• Set problem: From the records below, pull each line that has "ReceiveData".

• Data excerpts:
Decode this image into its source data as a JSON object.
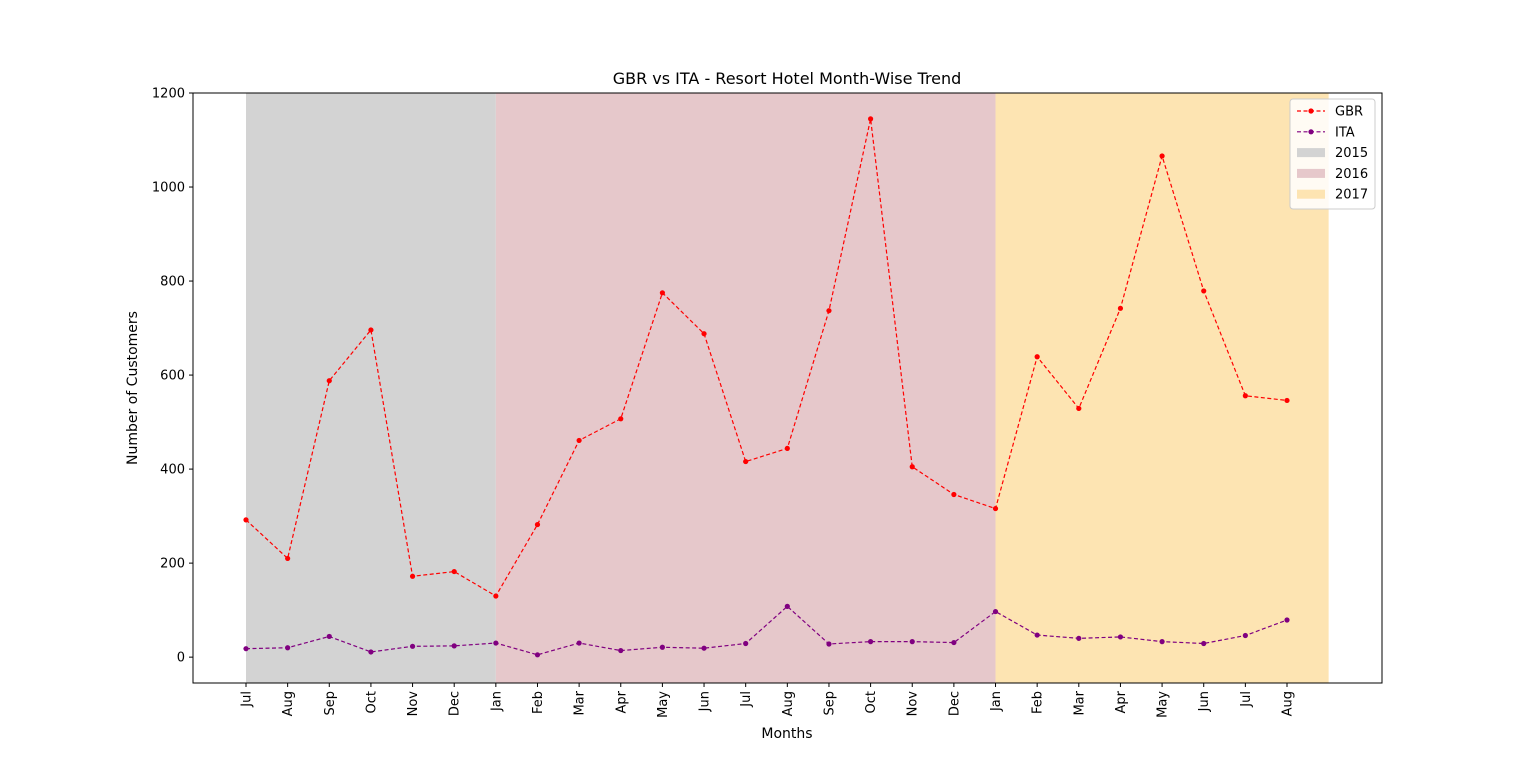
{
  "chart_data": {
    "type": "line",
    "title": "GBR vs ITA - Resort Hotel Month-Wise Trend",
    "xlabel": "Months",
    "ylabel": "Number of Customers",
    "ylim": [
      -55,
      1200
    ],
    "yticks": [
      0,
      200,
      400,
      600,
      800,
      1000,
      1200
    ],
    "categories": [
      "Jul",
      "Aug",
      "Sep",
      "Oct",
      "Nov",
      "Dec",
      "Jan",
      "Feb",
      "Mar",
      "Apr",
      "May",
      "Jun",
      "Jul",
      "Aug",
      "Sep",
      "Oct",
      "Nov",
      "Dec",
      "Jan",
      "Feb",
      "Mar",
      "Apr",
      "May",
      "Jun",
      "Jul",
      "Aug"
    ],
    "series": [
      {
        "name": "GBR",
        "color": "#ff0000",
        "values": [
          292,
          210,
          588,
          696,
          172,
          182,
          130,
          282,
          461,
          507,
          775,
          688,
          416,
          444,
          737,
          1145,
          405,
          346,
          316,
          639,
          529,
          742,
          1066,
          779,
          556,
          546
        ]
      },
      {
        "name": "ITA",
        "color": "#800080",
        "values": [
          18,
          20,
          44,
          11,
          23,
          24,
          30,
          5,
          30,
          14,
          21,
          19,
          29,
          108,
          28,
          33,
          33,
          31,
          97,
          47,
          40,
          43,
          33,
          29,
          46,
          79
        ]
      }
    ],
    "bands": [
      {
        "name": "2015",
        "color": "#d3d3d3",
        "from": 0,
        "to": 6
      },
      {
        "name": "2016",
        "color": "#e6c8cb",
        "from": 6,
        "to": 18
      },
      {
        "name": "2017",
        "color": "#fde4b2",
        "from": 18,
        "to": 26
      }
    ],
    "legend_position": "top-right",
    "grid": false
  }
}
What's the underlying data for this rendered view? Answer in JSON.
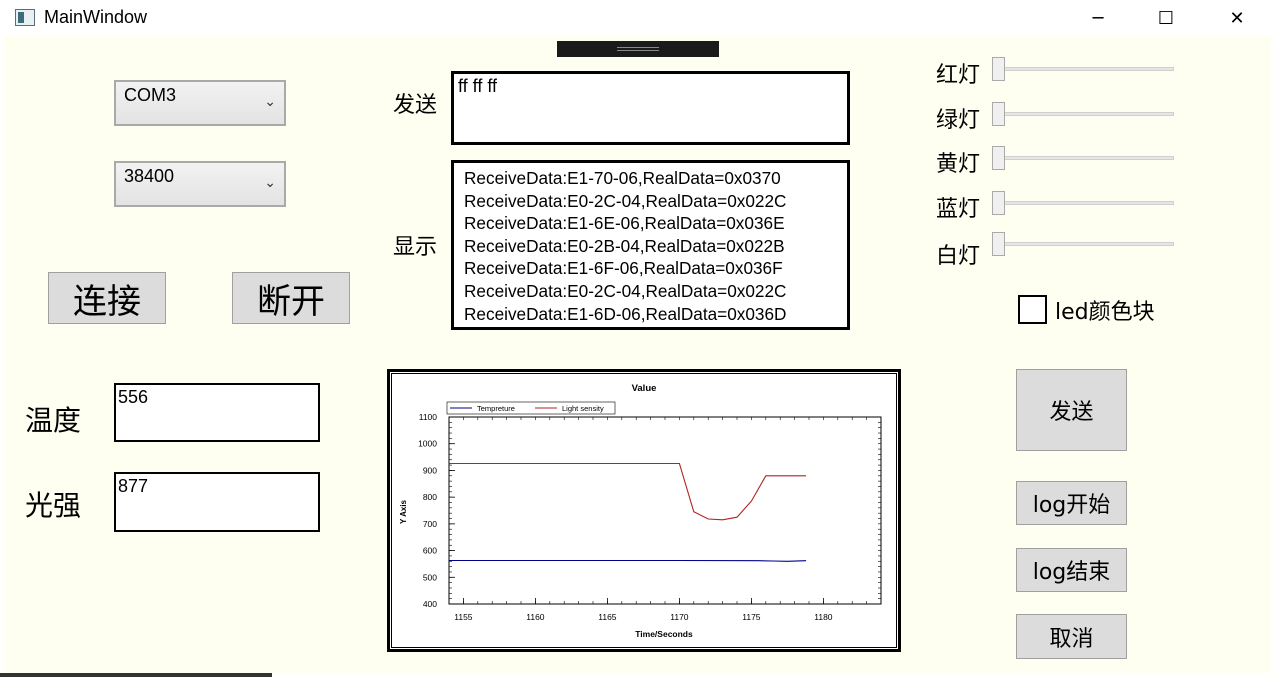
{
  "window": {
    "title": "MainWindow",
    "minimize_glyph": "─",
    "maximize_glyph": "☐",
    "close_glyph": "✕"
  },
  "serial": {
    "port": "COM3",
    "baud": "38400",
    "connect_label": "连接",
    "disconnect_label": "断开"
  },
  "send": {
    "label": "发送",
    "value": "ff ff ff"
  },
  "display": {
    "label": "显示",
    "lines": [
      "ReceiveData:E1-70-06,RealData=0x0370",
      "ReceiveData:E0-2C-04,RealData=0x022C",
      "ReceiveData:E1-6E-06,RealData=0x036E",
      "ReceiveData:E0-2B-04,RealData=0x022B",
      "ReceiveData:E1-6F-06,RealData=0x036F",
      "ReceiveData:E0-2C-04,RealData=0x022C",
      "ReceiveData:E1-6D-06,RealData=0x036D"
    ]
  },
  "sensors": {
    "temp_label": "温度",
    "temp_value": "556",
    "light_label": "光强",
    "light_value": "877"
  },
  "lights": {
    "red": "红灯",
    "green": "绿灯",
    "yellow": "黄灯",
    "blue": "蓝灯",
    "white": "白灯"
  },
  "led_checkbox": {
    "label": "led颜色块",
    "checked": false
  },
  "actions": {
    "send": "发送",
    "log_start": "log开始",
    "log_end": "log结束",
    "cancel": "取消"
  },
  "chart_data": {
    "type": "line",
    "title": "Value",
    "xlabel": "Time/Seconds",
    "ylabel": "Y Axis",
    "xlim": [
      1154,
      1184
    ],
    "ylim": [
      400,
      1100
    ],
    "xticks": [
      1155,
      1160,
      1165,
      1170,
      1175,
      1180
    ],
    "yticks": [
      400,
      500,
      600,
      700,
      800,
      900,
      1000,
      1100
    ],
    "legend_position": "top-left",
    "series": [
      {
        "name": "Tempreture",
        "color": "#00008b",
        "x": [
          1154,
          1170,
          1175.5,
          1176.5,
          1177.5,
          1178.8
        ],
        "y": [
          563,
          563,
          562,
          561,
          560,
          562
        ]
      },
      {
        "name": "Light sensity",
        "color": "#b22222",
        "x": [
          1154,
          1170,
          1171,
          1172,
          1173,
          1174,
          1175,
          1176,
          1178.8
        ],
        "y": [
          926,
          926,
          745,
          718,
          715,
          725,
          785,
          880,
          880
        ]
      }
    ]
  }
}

• Reply to the exercise:
      "ReceiveData:E1-70-06,RealData=0x0370",
      "ReceiveData:E0-2C-04,RealData=0x022C",
      "ReceiveData:E1-6E-06,RealData=0x036E",
      "ReceiveData:E0-2B-04,RealData=0x022B",
      "ReceiveData:E1-6F-06,RealData=0x036F",
      "ReceiveData:E0-2C-04,RealData=0x022C",
      "ReceiveData:E1-6D-06,RealData=0x036D"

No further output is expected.